►

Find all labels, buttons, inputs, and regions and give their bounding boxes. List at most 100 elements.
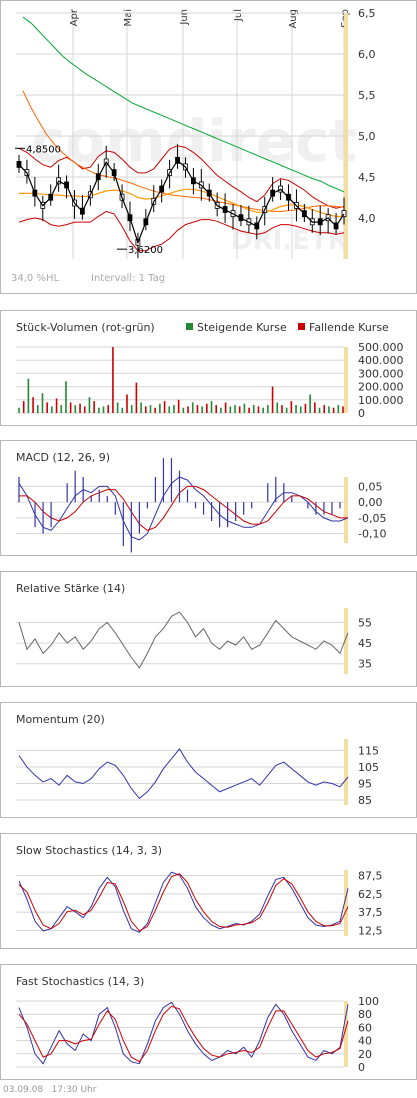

◄
►

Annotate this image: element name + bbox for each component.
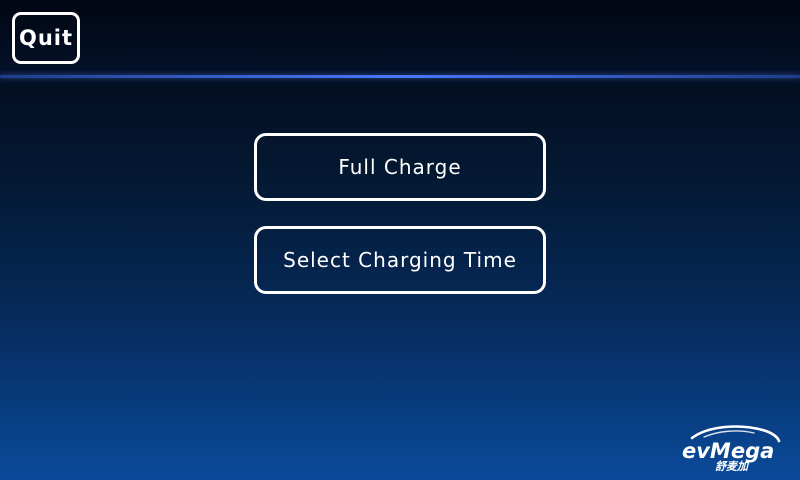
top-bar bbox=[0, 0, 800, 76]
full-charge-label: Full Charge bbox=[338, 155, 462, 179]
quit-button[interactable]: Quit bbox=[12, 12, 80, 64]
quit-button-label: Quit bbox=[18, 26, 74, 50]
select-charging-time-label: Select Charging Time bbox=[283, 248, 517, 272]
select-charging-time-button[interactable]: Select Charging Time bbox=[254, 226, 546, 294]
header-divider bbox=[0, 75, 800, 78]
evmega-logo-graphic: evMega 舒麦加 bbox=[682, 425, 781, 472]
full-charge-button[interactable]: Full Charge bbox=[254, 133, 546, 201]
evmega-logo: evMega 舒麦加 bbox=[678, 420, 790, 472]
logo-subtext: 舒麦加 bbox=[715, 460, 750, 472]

◄

**What the task requires:** Rewrite the entries above, starting at the line containing "Annotate this image: element" and ending with the line containing "quit-button-label: Quit bbox=[18, 26, 74, 50]", renaming "Full Charge" to "Charge Fully" and keeping everything else the same. Leave out the picture lines.

**Task answer:**
Annotate this image: element name + bbox for each component.
top-bar bbox=[0, 0, 800, 76]
full-charge-label: Charge Fully bbox=[338, 155, 462, 179]
quit-button[interactable]: Quit bbox=[12, 12, 80, 64]
quit-button-label: Quit bbox=[18, 26, 74, 50]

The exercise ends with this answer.